[Start Passage given]

If all the consumer instances have the same consumer group, then the records will effectively be load-balanced over the consumer instances
This way you can ensure parallel processing of records from a topic and be sure that your consumers won’t be stepping on each other toes.
First scenario:
One consumer read all partitions
[Producer] ---> [ Topic ]
[ Partition 0 ] ---> [Consumer A]
[ Partition 1 ] ---> [Consumer A]
[ Partition 2 ] ---> [Consumer A]
Second scenario: Consumer Groups
When these consumers are inside a group
[Producer] ---> [ Topic ] [ Group X ]
[ Partition 0 ] ---> [ Consumer A ]
[ Partition 1 ] ---> [ Consumer A ]
[ Partition 2 ] ---> [ Consumer B ]
Consumer A and B can be the same software but running on different machines and because they are the same software and process the same transactions we can put them on a group and the data will be distributed across this group. The Partition 0 and 1 will be read by consumer A and the partition 2 by consumer B.

[End Passage given]
[Start Records]

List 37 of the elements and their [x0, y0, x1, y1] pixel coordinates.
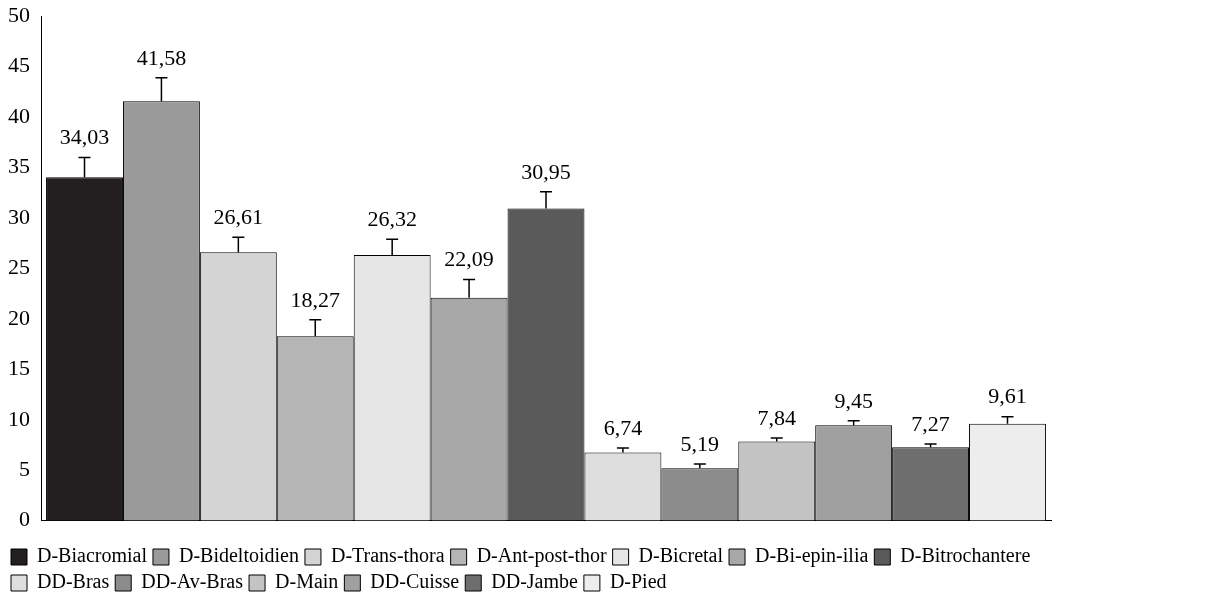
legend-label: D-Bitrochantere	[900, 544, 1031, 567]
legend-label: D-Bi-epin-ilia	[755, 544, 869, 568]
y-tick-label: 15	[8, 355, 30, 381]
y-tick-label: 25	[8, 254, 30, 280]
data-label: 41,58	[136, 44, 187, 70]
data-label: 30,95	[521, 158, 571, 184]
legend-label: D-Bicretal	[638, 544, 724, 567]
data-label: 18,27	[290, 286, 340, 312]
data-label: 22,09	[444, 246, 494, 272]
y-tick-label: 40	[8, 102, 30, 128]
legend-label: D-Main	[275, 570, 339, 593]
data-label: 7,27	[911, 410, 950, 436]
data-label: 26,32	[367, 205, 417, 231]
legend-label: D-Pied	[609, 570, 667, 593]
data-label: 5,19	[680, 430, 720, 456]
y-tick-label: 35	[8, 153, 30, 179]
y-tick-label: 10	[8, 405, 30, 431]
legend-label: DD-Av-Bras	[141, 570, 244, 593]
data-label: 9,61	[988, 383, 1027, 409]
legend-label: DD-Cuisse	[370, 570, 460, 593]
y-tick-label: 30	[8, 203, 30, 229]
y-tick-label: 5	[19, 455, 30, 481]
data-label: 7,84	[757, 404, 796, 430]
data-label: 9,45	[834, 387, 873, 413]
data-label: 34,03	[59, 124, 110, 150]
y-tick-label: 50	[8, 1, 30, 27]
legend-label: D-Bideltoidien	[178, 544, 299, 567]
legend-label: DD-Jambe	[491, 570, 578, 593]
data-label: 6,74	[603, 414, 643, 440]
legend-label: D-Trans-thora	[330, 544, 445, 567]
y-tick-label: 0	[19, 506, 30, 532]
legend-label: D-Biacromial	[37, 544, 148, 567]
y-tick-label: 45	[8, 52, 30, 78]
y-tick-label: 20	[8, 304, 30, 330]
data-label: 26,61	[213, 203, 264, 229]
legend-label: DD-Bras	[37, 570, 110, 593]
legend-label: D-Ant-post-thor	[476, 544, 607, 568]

[End Records]

• Things to do:
a: In the consumer groups text, which consumer reads Partition 2 in the second scenario?
b: From the consumer groups text, output everything from "If all the consumer" down to "each other toes.".

• Responses by task:
a: Consumer B

b:
If all the consumer instances have the same consumer group, then the records will effectively be load-balanced over the consumer instances
This way you can ensure parallel processing of records from a topic and be sure that your consumers won’t be stepping on each other toes.